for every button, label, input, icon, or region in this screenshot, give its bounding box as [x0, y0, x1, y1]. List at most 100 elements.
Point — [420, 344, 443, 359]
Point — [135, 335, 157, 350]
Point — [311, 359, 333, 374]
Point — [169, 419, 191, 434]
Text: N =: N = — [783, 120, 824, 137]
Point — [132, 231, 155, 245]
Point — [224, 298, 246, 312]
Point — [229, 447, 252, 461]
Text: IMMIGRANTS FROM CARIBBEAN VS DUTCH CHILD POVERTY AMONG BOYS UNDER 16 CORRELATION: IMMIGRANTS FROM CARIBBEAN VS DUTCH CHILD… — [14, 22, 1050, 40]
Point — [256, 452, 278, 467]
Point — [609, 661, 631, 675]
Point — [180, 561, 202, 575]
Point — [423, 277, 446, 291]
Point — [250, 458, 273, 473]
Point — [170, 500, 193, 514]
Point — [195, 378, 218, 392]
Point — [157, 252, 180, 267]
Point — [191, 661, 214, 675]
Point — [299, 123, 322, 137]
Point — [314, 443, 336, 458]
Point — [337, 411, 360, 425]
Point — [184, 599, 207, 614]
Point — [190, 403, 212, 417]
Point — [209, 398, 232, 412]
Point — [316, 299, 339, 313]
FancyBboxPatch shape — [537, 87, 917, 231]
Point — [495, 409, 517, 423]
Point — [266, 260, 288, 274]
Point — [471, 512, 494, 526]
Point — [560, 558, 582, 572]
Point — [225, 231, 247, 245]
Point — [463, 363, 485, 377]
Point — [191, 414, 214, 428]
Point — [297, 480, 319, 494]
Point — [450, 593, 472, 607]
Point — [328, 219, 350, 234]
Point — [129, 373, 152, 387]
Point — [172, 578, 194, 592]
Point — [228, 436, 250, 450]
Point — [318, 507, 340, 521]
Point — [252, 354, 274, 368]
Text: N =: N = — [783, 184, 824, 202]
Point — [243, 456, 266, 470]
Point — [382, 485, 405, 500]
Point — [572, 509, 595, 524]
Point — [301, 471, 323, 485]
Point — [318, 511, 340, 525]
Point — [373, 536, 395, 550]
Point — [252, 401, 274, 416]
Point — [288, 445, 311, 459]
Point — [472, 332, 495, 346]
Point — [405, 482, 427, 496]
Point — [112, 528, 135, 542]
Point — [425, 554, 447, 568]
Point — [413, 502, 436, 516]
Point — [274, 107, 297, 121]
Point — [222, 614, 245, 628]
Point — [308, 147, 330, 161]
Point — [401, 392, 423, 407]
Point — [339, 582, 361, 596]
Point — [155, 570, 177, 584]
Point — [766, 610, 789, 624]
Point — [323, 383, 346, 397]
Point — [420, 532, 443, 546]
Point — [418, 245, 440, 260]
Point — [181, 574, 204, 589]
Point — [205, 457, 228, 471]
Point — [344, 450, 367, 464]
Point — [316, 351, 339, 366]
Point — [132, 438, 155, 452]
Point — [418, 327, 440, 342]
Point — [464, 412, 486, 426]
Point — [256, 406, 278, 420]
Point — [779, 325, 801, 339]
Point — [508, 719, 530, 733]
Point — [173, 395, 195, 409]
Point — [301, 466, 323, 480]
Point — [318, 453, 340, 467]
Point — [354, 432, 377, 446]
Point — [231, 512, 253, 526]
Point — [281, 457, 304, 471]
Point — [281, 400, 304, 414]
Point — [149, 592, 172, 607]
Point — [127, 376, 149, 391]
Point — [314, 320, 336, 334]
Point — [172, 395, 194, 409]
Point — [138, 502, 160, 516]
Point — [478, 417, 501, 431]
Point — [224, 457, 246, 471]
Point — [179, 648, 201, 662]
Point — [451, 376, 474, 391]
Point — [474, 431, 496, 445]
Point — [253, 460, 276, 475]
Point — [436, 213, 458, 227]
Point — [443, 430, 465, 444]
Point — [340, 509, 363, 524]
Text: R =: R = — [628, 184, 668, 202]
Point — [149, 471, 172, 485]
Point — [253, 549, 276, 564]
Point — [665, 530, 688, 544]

Task to carry out -
Reproduce the records above line for line, with no changes.

Output -
for every button, label, input, icon, or region in this screenshot, give its bounding box as [x0, y0, x1, y1]. List at most 100 elements.
Point — [420, 344, 443, 359]
Point — [135, 335, 157, 350]
Point — [311, 359, 333, 374]
Point — [169, 419, 191, 434]
Text: N =: N = — [783, 120, 824, 137]
Point — [132, 231, 155, 245]
Point — [224, 298, 246, 312]
Point — [229, 447, 252, 461]
Text: IMMIGRANTS FROM CARIBBEAN VS DUTCH CHILD POVERTY AMONG BOYS UNDER 16 CORRELATION: IMMIGRANTS FROM CARIBBEAN VS DUTCH CHILD… — [14, 22, 1050, 40]
Point — [256, 452, 278, 467]
Point — [609, 661, 631, 675]
Point — [180, 561, 202, 575]
Point — [423, 277, 446, 291]
Point — [250, 458, 273, 473]
Point — [170, 500, 193, 514]
Point — [195, 378, 218, 392]
Point — [157, 252, 180, 267]
Point — [191, 661, 214, 675]
Point — [299, 123, 322, 137]
Point — [314, 443, 336, 458]
Point — [337, 411, 360, 425]
Point — [184, 599, 207, 614]
Point — [190, 403, 212, 417]
Point — [209, 398, 232, 412]
Point — [316, 299, 339, 313]
FancyBboxPatch shape — [537, 87, 917, 231]
Point — [495, 409, 517, 423]
Point — [266, 260, 288, 274]
Point — [471, 512, 494, 526]
Point — [560, 558, 582, 572]
Point — [225, 231, 247, 245]
Point — [463, 363, 485, 377]
Point — [191, 414, 214, 428]
Point — [297, 480, 319, 494]
Point — [450, 593, 472, 607]
Point — [328, 219, 350, 234]
Point — [129, 373, 152, 387]
Point — [172, 578, 194, 592]
Point — [228, 436, 250, 450]
Point — [318, 507, 340, 521]
Point — [252, 354, 274, 368]
Text: N =: N = — [783, 184, 824, 202]
Point — [243, 456, 266, 470]
Point — [382, 485, 405, 500]
Point — [572, 509, 595, 524]
Point — [301, 471, 323, 485]
Point — [318, 511, 340, 525]
Point — [373, 536, 395, 550]
Point — [252, 401, 274, 416]
Point — [288, 445, 311, 459]
Point — [472, 332, 495, 346]
Point — [405, 482, 427, 496]
Point — [112, 528, 135, 542]
Point — [425, 554, 447, 568]
Point — [413, 502, 436, 516]
Point — [274, 107, 297, 121]
Point — [222, 614, 245, 628]
Point — [308, 147, 330, 161]
Point — [401, 392, 423, 407]
Point — [339, 582, 361, 596]
Point — [155, 570, 177, 584]
Point — [766, 610, 789, 624]
Point — [323, 383, 346, 397]
Point — [420, 532, 443, 546]
Point — [418, 245, 440, 260]
Point — [181, 574, 204, 589]
Point — [205, 457, 228, 471]
Point — [344, 450, 367, 464]
Point — [316, 351, 339, 366]
Point — [132, 438, 155, 452]
Point — [418, 327, 440, 342]
Point — [464, 412, 486, 426]
Point — [256, 406, 278, 420]
Point — [779, 325, 801, 339]
Point — [508, 719, 530, 733]
Point — [173, 395, 195, 409]
Point — [301, 466, 323, 480]
Point — [318, 453, 340, 467]
Point — [354, 432, 377, 446]
Point — [231, 512, 253, 526]
Point — [281, 457, 304, 471]
Point — [281, 400, 304, 414]
Point — [149, 592, 172, 607]
Point — [127, 376, 149, 391]
Point — [314, 320, 336, 334]
Point — [172, 395, 194, 409]
Point — [138, 502, 160, 516]
Point — [478, 417, 501, 431]
Point — [224, 457, 246, 471]
Point — [179, 648, 201, 662]
Point — [451, 376, 474, 391]
Point — [474, 431, 496, 445]
Point — [253, 460, 276, 475]
Point — [436, 213, 458, 227]
Point — [443, 430, 465, 444]
Point — [340, 509, 363, 524]
Text: R =: R = — [628, 184, 668, 202]
Point — [149, 471, 172, 485]
Point — [253, 549, 276, 564]
Point — [665, 530, 688, 544]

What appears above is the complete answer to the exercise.